Work instructions:
Give the listing again exactly, omitting its images.

Supplied material:
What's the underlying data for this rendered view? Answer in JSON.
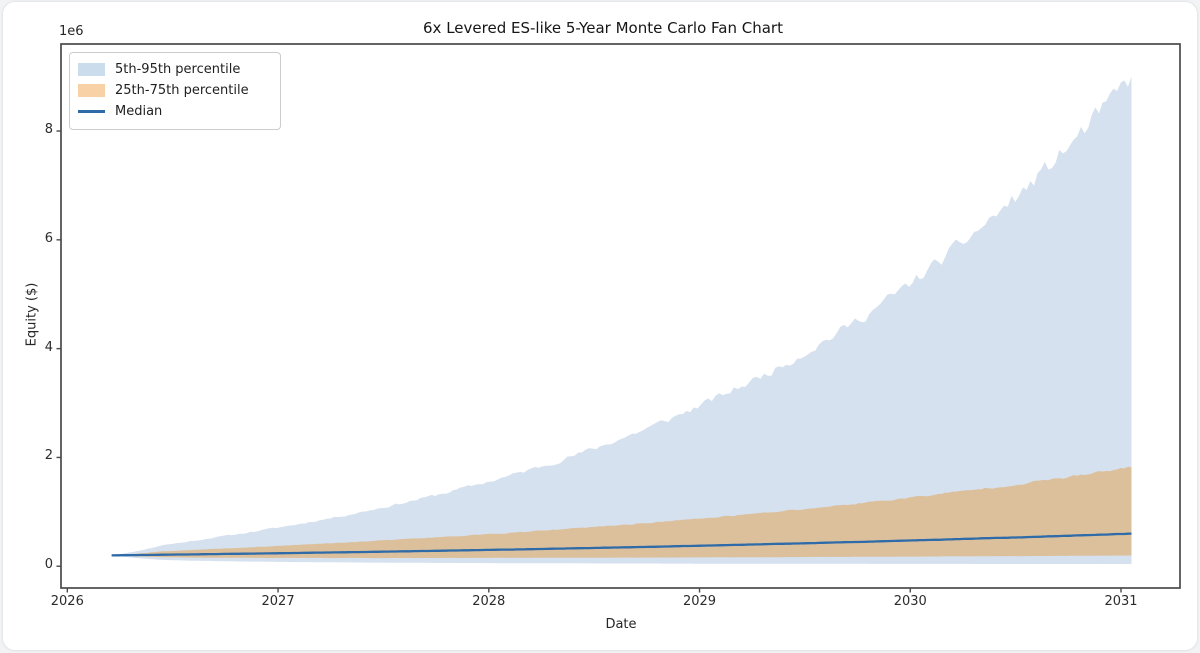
{
  "figure": {
    "title": "6x Levered ES-like 5-Year Monte Carlo Fan Chart",
    "offset_text": "1e6",
    "xlabel": "Date",
    "ylabel": "Equity ($)"
  },
  "legend": {
    "items": [
      {
        "label": "5th-95th percentile",
        "type": "patch",
        "color": "#cbdcec"
      },
      {
        "label": "25th-75th percentile",
        "type": "patch",
        "color": "#f8d1a6"
      },
      {
        "label": "Median",
        "type": "line",
        "color": "#2e6ba8"
      }
    ]
  },
  "chart_data": {
    "type": "area",
    "title": "6x Levered ES-like 5-Year Monte Carlo Fan Chart",
    "xlabel": "Date",
    "ylabel": "Equity ($)",
    "y_offset_multiplier": "1e6",
    "grid": false,
    "legend_position": "upper left",
    "xlim": [
      2025.97,
      2031.28
    ],
    "ylim": [
      -0.4,
      9.6
    ],
    "x_ticks": [
      2026,
      2027,
      2028,
      2029,
      2030,
      2031
    ],
    "y_ticks": [
      0,
      2,
      4,
      6,
      8
    ],
    "x": [
      2026.21,
      2026.45,
      2026.69,
      2026.94,
      2027.18,
      2027.42,
      2027.66,
      2027.9,
      2028.15,
      2028.39,
      2028.63,
      2028.87,
      2029.11,
      2029.36,
      2029.6,
      2029.84,
      2030.08,
      2030.32,
      2030.57,
      2030.81,
      2031.05
    ],
    "series": [
      {
        "name": "p95",
        "role": "band-outer-top",
        "values": [
          0.2,
          0.387,
          0.525,
          0.673,
          0.836,
          1.019,
          1.226,
          1.458,
          1.721,
          2.017,
          2.351,
          2.727,
          3.15,
          3.625,
          4.159,
          4.757,
          5.427,
          6.178,
          7.018,
          7.954,
          9.0
        ]
      },
      {
        "name": "p75",
        "role": "band-inner-top",
        "values": [
          0.2,
          0.271,
          0.317,
          0.362,
          0.409,
          0.458,
          0.511,
          0.566,
          0.626,
          0.69,
          0.759,
          0.833,
          0.913,
          0.999,
          1.092,
          1.192,
          1.299,
          1.415,
          1.54,
          1.675,
          1.82
        ]
      },
      {
        "name": "median",
        "role": "line",
        "values": [
          0.2,
          0.211,
          0.223,
          0.236,
          0.249,
          0.263,
          0.278,
          0.294,
          0.31,
          0.328,
          0.346,
          0.366,
          0.387,
          0.409,
          0.432,
          0.456,
          0.482,
          0.509,
          0.538,
          0.568,
          0.6
        ]
      },
      {
        "name": "p25",
        "role": "band-inner-bottom",
        "values": [
          0.2,
          0.165,
          0.157,
          0.153,
          0.152,
          0.151,
          0.151,
          0.152,
          0.154,
          0.156,
          0.158,
          0.161,
          0.164,
          0.167,
          0.171,
          0.174,
          0.179,
          0.183,
          0.188,
          0.193,
          0.198
        ]
      },
      {
        "name": "p5",
        "role": "band-outer-bottom",
        "values": [
          0.2,
          0.115,
          0.095,
          0.083,
          0.074,
          0.068,
          0.063,
          0.059,
          0.056,
          0.053,
          0.051,
          0.049,
          0.047,
          0.046,
          0.045,
          0.044,
          0.043,
          0.042,
          0.041,
          0.041,
          0.04
        ]
      }
    ],
    "colors": {
      "outer_band_fill": "#d5e1ef",
      "inner_band_fill": "#dcc09c",
      "median_line": "#2e6ba8",
      "spine": "#4a4a4a",
      "tick_label": "#2b2b2b"
    },
    "edge_noise": {
      "p95": 0.022,
      "p75": 0.014,
      "median": 0.004,
      "p25": 0.009,
      "p5": 0.013
    },
    "noise_seed": 11
  }
}
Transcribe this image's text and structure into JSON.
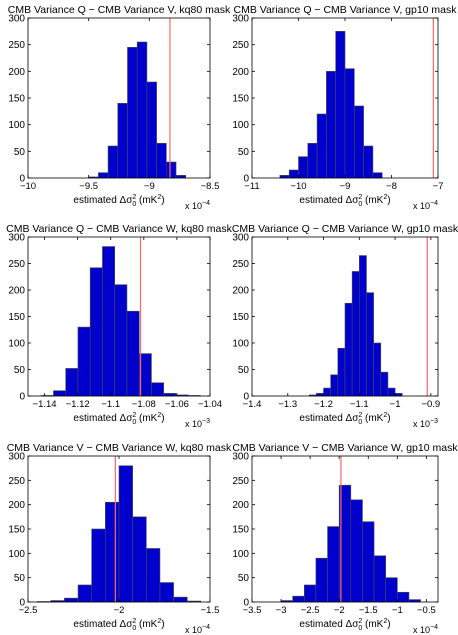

Task solution:
What's the underlying data for this rendered view? Answer in JSON.
{
  "figure": {
    "title": "6x Levered ES-like 5-Year Monte Carlo Fan Chart",
    "offset_text": "1e6",
    "xlabel": "Date",
    "ylabel": "Equity ($)"
  },
  "legend": {
    "items": [
      {
        "label": "5th-95th percentile",
        "type": "patch",
        "color": "#cbdcec"
      },
      {
        "label": "25th-75th percentile",
        "type": "patch",
        "color": "#f8d1a6"
      },
      {
        "label": "Median",
        "type": "line",
        "color": "#2e6ba8"
      }
    ]
  },
  "chart_data": {
    "type": "area",
    "title": "6x Levered ES-like 5-Year Monte Carlo Fan Chart",
    "xlabel": "Date",
    "ylabel": "Equity ($)",
    "y_offset_multiplier": "1e6",
    "grid": false,
    "legend_position": "upper left",
    "xlim": [
      2025.97,
      2031.28
    ],
    "ylim": [
      -0.4,
      9.6
    ],
    "x_ticks": [
      2026,
      2027,
      2028,
      2029,
      2030,
      2031
    ],
    "y_ticks": [
      0,
      2,
      4,
      6,
      8
    ],
    "x": [
      2026.21,
      2026.45,
      2026.69,
      2026.94,
      2027.18,
      2027.42,
      2027.66,
      2027.9,
      2028.15,
      2028.39,
      2028.63,
      2028.87,
      2029.11,
      2029.36,
      2029.6,
      2029.84,
      2030.08,
      2030.32,
      2030.57,
      2030.81,
      2031.05
    ],
    "series": [
      {
        "name": "p95",
        "role": "band-outer-top",
        "values": [
          0.2,
          0.387,
          0.525,
          0.673,
          0.836,
          1.019,
          1.226,
          1.458,
          1.721,
          2.017,
          2.351,
          2.727,
          3.15,
          3.625,
          4.159,
          4.757,
          5.427,
          6.178,
          7.018,
          7.954,
          9.0
        ]
      },
      {
        "name": "p75",
        "role": "band-inner-top",
        "values": [
          0.2,
          0.271,
          0.317,
          0.362,
          0.409,
          0.458,
          0.511,
          0.566,
          0.626,
          0.69,
          0.759,
          0.833,
          0.913,
          0.999,
          1.092,
          1.192,
          1.299,
          1.415,
          1.54,
          1.675,
          1.82
        ]
      },
      {
        "name": "median",
        "role": "line",
        "values": [
          0.2,
          0.211,
          0.223,
          0.236,
          0.249,
          0.263,
          0.278,
          0.294,
          0.31,
          0.328,
          0.346,
          0.366,
          0.387,
          0.409,
          0.432,
          0.456,
          0.482,
          0.509,
          0.538,
          0.568,
          0.6
        ]
      },
      {
        "name": "p25",
        "role": "band-inner-bottom",
        "values": [
          0.2,
          0.165,
          0.157,
          0.153,
          0.152,
          0.151,
          0.151,
          0.152,
          0.154,
          0.156,
          0.158,
          0.161,
          0.164,
          0.167,
          0.171,
          0.174,
          0.179,
          0.183,
          0.188,
          0.193,
          0.198
        ]
      },
      {
        "name": "p5",
        "role": "band-outer-bottom",
        "values": [
          0.2,
          0.115,
          0.095,
          0.083,
          0.074,
          0.068,
          0.063,
          0.059,
          0.056,
          0.053,
          0.051,
          0.049,
          0.047,
          0.046,
          0.045,
          0.044,
          0.043,
          0.042,
          0.041,
          0.041,
          0.04
        ]
      }
    ],
    "colors": {
      "outer_band_fill": "#d5e1ef",
      "inner_band_fill": "#dcc09c",
      "median_line": "#2e6ba8",
      "spine": "#4a4a4a",
      "tick_label": "#2b2b2b"
    },
    "edge_noise": {
      "p95": 0.022,
      "p75": 0.014,
      "median": 0.004,
      "p25": 0.009,
      "p5": 0.013
    },
    "noise_seed": 11
  }
}
Transcribe this image's text and structure into JSON.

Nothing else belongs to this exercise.